Work to do:
Write out every entry word for word.

Supplied records:

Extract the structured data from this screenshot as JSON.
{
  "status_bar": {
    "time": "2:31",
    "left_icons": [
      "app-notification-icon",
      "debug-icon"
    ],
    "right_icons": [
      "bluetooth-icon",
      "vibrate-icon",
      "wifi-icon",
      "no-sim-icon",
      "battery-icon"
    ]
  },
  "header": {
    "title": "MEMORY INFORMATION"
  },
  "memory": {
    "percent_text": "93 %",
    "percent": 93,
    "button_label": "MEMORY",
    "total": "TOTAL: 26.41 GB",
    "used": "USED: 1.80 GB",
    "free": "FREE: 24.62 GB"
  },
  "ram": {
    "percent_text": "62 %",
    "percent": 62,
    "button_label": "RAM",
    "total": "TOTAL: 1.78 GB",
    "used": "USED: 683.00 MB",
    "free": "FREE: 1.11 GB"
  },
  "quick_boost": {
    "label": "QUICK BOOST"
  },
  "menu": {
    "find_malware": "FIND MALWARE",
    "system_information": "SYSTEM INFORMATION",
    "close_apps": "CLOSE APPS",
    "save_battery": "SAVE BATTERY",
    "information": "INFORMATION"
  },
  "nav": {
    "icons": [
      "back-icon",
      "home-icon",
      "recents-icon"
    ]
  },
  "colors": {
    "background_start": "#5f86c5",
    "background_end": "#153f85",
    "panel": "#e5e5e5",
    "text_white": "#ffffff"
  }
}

Exercise solution:
Extract the structured data from this screenshot as JSON.
{
  "status_bar": {
    "time": "2:31",
    "left_icons": [
      "app-notification-icon",
      "debug-icon"
    ],
    "right_icons": [
      "bluetooth-icon",
      "vibrate-icon",
      "wifi-icon",
      "no-sim-icon",
      "battery-icon"
    ]
  },
  "header": {
    "title": "MEMORY INFORMATION"
  },
  "memory": {
    "percent_text": "93 %",
    "percent": 93,
    "button_label": "MEMORY",
    "total": "TOTAL: 26.41 GB",
    "used": "USED: 1.80 GB",
    "free": "FREE: 24.62 GB"
  },
  "ram": {
    "percent_text": "62 %",
    "percent": 62,
    "button_label": "RAM",
    "total": "TOTAL: 1.78 GB",
    "used": "USED: 683.00 MB",
    "free": "FREE: 1.11 GB"
  },
  "quick_boost": {
    "label": "QUICK BOOST"
  },
  "menu": {
    "find_malware": "FIND MALWARE",
    "system_information": "SYSTEM INFORMATION",
    "close_apps": "CLOSE APPS",
    "save_battery": "SAVE BATTERY",
    "information": "INFORMATION"
  },
  "nav": {
    "icons": [
      "back-icon",
      "home-icon",
      "recents-icon"
    ]
  },
  "colors": {
    "background_start": "#5f86c5",
    "background_end": "#153f85",
    "panel": "#e5e5e5",
    "text_white": "#ffffff"
  }
}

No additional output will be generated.